Task description =
Report only the number of lines in the records that contain the word "JSON".

Figure record extracts:
= = = =

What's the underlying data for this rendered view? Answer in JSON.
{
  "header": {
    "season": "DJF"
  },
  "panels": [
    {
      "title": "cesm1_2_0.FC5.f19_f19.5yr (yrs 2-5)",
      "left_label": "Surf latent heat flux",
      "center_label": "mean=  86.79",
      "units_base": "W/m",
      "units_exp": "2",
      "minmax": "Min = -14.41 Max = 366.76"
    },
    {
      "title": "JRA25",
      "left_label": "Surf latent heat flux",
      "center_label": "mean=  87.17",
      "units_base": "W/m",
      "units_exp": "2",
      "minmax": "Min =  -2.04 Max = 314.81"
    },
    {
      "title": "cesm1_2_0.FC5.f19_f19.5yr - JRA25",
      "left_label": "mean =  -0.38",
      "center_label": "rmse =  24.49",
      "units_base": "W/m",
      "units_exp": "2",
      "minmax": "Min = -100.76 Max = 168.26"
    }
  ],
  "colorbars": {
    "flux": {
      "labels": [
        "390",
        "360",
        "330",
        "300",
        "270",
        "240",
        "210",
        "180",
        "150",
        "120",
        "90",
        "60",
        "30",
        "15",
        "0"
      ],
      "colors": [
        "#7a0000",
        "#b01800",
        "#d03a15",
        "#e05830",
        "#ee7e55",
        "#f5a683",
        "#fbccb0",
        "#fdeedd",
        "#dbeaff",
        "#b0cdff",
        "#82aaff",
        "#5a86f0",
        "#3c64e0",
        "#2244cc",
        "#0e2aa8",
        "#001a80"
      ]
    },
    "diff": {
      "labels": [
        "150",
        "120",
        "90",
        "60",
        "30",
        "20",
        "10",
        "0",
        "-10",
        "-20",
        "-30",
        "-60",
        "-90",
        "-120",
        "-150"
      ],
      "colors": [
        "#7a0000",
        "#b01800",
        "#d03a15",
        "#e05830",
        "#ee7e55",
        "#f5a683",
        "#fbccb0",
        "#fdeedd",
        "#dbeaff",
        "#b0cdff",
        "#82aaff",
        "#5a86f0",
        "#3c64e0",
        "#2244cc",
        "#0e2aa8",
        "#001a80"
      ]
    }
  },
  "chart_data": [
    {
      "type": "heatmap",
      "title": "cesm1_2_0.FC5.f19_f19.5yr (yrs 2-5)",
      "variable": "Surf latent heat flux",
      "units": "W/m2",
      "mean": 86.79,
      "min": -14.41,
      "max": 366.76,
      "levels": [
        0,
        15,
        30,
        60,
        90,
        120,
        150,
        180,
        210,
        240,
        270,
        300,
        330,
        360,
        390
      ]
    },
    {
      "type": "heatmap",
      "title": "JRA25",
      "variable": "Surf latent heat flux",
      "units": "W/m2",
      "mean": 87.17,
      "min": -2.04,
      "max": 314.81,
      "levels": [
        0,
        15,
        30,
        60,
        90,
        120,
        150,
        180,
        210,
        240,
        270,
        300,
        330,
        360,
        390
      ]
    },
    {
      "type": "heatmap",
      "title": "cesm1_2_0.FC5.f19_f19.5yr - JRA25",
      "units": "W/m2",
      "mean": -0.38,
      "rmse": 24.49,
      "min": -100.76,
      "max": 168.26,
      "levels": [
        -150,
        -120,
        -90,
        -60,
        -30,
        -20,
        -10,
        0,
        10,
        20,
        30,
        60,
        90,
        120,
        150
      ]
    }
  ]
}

= = = =

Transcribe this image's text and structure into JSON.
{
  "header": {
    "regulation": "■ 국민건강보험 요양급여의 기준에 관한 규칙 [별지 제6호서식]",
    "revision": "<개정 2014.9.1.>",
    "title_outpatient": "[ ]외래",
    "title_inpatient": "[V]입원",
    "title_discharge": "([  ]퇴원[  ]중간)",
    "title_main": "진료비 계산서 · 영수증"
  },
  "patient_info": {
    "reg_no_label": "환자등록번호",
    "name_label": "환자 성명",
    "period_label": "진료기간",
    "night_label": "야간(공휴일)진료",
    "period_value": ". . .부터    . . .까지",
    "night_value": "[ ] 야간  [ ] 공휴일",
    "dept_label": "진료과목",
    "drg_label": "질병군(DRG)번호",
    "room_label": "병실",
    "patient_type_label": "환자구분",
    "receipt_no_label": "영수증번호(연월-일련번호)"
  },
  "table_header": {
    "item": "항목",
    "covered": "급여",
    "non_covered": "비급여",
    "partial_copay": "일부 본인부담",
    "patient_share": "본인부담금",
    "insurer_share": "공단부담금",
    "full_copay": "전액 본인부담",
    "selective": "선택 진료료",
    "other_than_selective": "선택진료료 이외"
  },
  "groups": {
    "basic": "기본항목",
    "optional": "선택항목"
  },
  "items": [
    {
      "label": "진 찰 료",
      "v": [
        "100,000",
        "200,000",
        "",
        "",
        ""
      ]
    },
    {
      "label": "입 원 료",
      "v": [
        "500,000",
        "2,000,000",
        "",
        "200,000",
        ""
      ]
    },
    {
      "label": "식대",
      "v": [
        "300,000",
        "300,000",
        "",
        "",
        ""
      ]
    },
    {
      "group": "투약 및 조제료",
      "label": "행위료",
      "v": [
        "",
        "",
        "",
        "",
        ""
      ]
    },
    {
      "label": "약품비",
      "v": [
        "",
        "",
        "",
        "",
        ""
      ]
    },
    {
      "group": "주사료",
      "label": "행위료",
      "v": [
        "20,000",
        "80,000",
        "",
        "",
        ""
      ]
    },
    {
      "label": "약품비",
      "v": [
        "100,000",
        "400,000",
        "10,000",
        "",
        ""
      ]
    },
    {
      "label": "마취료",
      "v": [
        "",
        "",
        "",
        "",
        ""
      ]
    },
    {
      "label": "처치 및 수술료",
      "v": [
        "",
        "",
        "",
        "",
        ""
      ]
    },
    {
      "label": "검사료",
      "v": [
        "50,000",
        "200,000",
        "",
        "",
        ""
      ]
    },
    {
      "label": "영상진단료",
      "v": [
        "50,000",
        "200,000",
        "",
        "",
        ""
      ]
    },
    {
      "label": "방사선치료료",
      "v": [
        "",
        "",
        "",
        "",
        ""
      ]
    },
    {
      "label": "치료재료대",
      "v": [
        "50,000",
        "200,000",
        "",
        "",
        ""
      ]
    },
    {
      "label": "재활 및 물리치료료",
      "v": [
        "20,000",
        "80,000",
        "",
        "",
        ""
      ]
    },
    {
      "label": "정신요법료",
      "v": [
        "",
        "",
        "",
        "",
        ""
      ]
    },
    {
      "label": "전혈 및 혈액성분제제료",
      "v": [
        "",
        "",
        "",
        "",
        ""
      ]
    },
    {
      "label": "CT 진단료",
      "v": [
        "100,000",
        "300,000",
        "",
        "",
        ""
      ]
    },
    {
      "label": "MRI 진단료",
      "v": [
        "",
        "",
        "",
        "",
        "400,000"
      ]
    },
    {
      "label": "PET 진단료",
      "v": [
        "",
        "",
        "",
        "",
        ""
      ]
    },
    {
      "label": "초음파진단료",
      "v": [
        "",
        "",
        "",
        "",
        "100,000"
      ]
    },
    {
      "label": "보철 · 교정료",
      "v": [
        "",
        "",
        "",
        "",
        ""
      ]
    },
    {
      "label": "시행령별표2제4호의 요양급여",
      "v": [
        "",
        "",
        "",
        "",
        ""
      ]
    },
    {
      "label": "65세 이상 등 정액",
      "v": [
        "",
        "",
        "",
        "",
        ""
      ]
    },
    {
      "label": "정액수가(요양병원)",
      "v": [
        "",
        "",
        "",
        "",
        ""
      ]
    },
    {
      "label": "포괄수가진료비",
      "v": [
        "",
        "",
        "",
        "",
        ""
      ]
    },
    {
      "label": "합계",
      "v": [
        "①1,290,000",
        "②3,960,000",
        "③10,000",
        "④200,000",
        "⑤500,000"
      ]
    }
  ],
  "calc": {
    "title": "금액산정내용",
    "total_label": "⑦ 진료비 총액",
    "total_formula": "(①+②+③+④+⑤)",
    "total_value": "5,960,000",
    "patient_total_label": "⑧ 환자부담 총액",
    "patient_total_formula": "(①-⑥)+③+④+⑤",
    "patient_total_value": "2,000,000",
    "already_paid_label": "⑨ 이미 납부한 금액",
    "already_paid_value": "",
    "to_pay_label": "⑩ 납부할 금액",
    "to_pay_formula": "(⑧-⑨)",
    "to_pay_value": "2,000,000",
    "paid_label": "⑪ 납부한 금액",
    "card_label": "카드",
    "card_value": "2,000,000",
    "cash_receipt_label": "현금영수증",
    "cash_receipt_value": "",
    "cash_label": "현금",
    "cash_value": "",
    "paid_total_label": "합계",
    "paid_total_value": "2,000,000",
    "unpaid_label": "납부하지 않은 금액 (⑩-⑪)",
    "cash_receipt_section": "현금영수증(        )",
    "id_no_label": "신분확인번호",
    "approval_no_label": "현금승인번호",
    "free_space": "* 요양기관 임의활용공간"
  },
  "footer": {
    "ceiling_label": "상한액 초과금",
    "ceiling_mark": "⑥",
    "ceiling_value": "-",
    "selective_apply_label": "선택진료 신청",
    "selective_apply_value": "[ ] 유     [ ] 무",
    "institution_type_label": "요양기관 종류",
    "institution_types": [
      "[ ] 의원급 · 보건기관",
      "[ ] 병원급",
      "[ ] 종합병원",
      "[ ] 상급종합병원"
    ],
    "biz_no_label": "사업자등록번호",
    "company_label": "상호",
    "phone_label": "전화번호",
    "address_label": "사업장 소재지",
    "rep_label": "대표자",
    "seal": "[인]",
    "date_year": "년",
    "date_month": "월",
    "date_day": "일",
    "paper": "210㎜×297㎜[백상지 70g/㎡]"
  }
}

= = = =

Written response =
2